## Problem requirements
All entries below are to be set down again, identical to the source.

══════════════════════════════

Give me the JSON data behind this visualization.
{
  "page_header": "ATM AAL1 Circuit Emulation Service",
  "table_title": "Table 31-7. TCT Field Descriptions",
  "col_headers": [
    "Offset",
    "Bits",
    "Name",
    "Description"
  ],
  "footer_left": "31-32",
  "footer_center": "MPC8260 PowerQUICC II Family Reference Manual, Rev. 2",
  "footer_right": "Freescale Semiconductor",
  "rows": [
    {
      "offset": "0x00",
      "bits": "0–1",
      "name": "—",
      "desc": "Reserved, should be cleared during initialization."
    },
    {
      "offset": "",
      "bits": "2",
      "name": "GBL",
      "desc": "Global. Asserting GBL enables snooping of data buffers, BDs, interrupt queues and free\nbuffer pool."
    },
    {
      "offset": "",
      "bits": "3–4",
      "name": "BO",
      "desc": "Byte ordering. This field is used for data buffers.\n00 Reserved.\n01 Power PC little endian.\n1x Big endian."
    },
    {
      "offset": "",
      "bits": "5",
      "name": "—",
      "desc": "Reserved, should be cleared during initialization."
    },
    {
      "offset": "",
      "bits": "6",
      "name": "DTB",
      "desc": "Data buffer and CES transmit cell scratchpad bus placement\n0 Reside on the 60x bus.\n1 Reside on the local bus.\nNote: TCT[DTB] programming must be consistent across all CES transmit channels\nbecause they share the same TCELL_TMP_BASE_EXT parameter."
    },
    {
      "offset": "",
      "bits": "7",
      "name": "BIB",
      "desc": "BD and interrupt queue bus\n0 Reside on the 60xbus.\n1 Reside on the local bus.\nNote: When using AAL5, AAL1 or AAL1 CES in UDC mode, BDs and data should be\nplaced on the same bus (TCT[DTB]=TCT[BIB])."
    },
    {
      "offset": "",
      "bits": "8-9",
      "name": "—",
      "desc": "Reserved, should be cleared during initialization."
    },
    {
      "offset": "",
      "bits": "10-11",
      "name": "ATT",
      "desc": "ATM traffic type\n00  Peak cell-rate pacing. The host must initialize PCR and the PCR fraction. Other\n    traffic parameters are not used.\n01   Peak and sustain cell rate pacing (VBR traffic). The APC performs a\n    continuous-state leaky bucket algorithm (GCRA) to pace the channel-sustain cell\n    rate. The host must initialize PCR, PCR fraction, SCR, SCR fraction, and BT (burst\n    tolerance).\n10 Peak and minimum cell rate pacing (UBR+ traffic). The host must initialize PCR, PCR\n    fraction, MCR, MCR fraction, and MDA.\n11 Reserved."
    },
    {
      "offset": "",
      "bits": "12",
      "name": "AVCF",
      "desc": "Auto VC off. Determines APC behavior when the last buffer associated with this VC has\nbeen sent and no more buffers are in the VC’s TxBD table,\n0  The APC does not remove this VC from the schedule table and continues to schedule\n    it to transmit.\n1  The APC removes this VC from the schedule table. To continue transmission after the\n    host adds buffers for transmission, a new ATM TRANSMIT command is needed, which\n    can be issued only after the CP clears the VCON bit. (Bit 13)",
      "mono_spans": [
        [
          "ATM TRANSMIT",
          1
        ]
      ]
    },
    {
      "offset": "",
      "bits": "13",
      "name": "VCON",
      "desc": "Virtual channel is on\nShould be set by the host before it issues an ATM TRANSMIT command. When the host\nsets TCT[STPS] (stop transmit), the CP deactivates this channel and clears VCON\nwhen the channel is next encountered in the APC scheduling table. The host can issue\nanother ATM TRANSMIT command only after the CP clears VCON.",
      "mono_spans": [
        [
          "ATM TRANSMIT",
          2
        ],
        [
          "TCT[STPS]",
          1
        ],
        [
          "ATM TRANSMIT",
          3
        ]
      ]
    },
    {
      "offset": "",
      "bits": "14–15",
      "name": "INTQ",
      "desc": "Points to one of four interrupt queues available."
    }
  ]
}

══════════════════════════════

## Exercise response
Give me the JSON data behind this visualization.
{
  "page_header": "ATM AAL1 Circuit Emulation Service",
  "table_title": "Table 31-7. TCT Field Descriptions",
  "col_headers": [
    "Offset",
    "Bits",
    "Name",
    "Description"
  ],
  "footer_left": "31-32",
  "footer_center": "MPC8260 PowerQUICC II Family Reference Manual, Rev. 2",
  "footer_right": "Freescale Semiconductor",
  "rows": [
    {
      "offset": "0x00",
      "bits": "0–1",
      "name": "—",
      "desc": "Reserved, should be cleared during initialization."
    },
    {
      "offset": "",
      "bits": "2",
      "name": "GBL",
      "desc": "Global. Asserting GBL enables snooping of data buffers, BDs, interrupt queues and free\nbuffer pool."
    },
    {
      "offset": "",
      "bits": "3–4",
      "name": "BO",
      "desc": "Byte ordering. This field is used for data buffers.\n00 Reserved.\n01 Power PC little endian.\n1x Big endian."
    },
    {
      "offset": "",
      "bits": "5",
      "name": "—",
      "desc": "Reserved, should be cleared during initialization."
    },
    {
      "offset": "",
      "bits": "6",
      "name": "DTB",
      "desc": "Data buffer and CES transmit cell scratchpad bus placement\n0 Reside on the 60x bus.\n1 Reside on the local bus.\nNote: TCT[DTB] programming must be consistent across all CES transmit channels\nbecause they share the same TCELL_TMP_BASE_EXT parameter."
    },
    {
      "offset": "",
      "bits": "7",
      "name": "BIB",
      "desc": "BD and interrupt queue bus\n0 Reside on the 60xbus.\n1 Reside on the local bus.\nNote: When using AAL5, AAL1 or AAL1 CES in UDC mode, BDs and data should be\nplaced on the same bus (TCT[DTB]=TCT[BIB])."
    },
    {
      "offset": "",
      "bits": "8-9",
      "name": "—",
      "desc": "Reserved, should be cleared during initialization."
    },
    {
      "offset": "",
      "bits": "10-11",
      "name": "ATT",
      "desc": "ATM traffic type\n00  Peak cell-rate pacing. The host must initialize PCR and the PCR fraction. Other\n    traffic parameters are not used.\n01   Peak and sustain cell rate pacing (VBR traffic). The APC performs a\n    continuous-state leaky bucket algorithm (GCRA) to pace the channel-sustain cell\n    rate. The host must initialize PCR, PCR fraction, SCR, SCR fraction, and BT (burst\n    tolerance).\n10 Peak and minimum cell rate pacing (UBR+ traffic). The host must initialize PCR, PCR\n    fraction, MCR, MCR fraction, and MDA.\n11 Reserved."
    },
    {
      "offset": "",
      "bits": "12",
      "name": "AVCF",
      "desc": "Auto VC off. Determines APC behavior when the last buffer associated with this VC has\nbeen sent and no more buffers are in the VC’s TxBD table,\n0  The APC does not remove this VC from the schedule table and continues to schedule\n    it to transmit.\n1  The APC removes this VC from the schedule table. To continue transmission after the\n    host adds buffers for transmission, a new ATM TRANSMIT command is needed, which\n    can be issued only after the CP clears the VCON bit. (Bit 13)",
      "mono_spans": [
        [
          "ATM TRANSMIT",
          1
        ]
      ]
    },
    {
      "offset": "",
      "bits": "13",
      "name": "VCON",
      "desc": "Virtual channel is on\nShould be set by the host before it issues an ATM TRANSMIT command. When the host\nsets TCT[STPS] (stop transmit), the CP deactivates this channel and clears VCON\nwhen the channel is next encountered in the APC scheduling table. The host can issue\nanother ATM TRANSMIT command only after the CP clears VCON.",
      "mono_spans": [
        [
          "ATM TRANSMIT",
          2
        ],
        [
          "TCT[STPS]",
          1
        ],
        [
          "ATM TRANSMIT",
          3
        ]
      ]
    },
    {
      "offset": "",
      "bits": "14–15",
      "name": "INTQ",
      "desc": "Points to one of four interrupt queues available."
    }
  ]
}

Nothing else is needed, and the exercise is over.